» **WHAT IS EXPECTED**:
Reproduce the listing word for word, leaving every picture behind.

===== DATA PROVIDED

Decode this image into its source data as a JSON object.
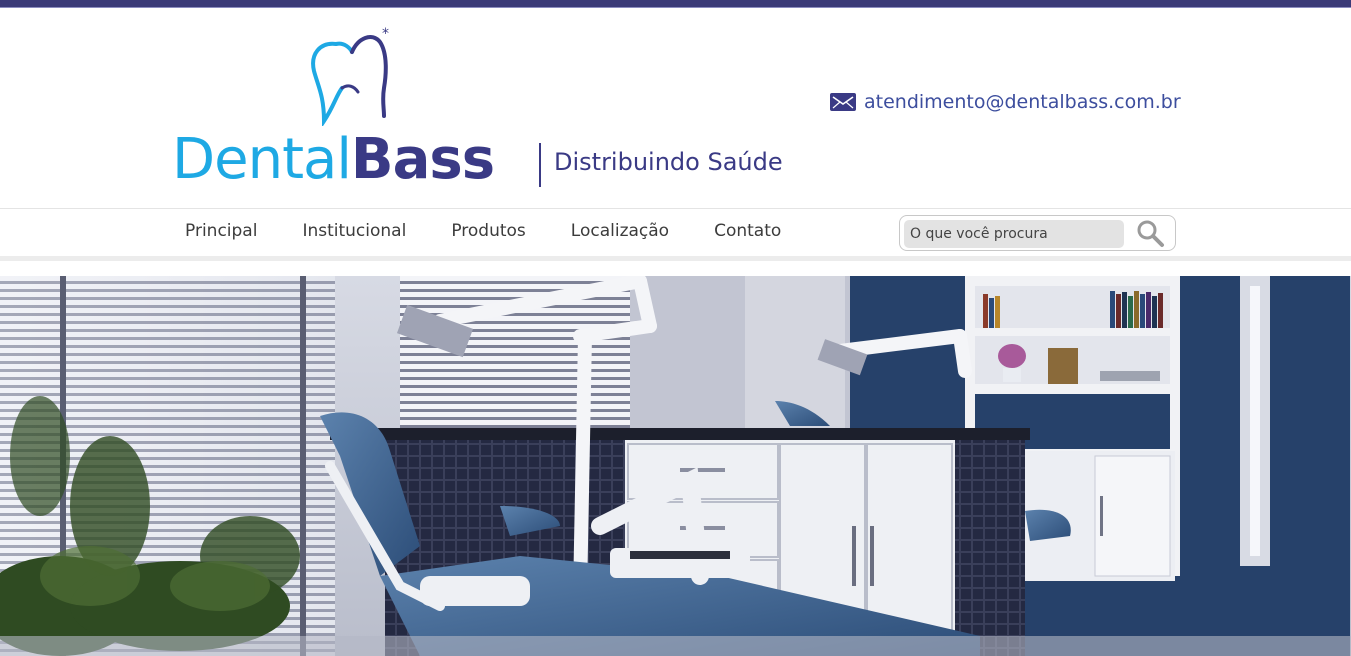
{
  "brand": {
    "name_part1": "Dental",
    "name_part2": "Bass",
    "slogan": "Distribuindo Saúde",
    "colors": {
      "primary": "#3a3a85",
      "secondary": "#1ea9e4"
    }
  },
  "contact": {
    "icon": "mail-icon",
    "email": "atendimento@dentalbass.com.br"
  },
  "nav": {
    "items": [
      {
        "label": "Principal"
      },
      {
        "label": "Institucional"
      },
      {
        "label": "Produtos"
      },
      {
        "label": "Localização"
      },
      {
        "label": "Contato"
      }
    ]
  },
  "search": {
    "placeholder": "O que você procura",
    "value": "",
    "icon": "magnifier-icon"
  },
  "hero": {
    "image": "dental-office-photo"
  }
}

==========

» **FINISHED ANSWER**:
Decode this image into its source data as a JSON object.
{
  "brand": {
    "name_part1": "Dental",
    "name_part2": "Bass",
    "slogan": "Distribuindo Saúde",
    "colors": {
      "primary": "#3a3a85",
      "secondary": "#1ea9e4"
    }
  },
  "contact": {
    "icon": "mail-icon",
    "email": "atendimento@dentalbass.com.br"
  },
  "nav": {
    "items": [
      {
        "label": "Principal"
      },
      {
        "label": "Institucional"
      },
      {
        "label": "Produtos"
      },
      {
        "label": "Localização"
      },
      {
        "label": "Contato"
      }
    ]
  },
  "search": {
    "placeholder": "O que você procura",
    "value": "",
    "icon": "magnifier-icon"
  },
  "hero": {
    "image": "dental-office-photo"
  }
}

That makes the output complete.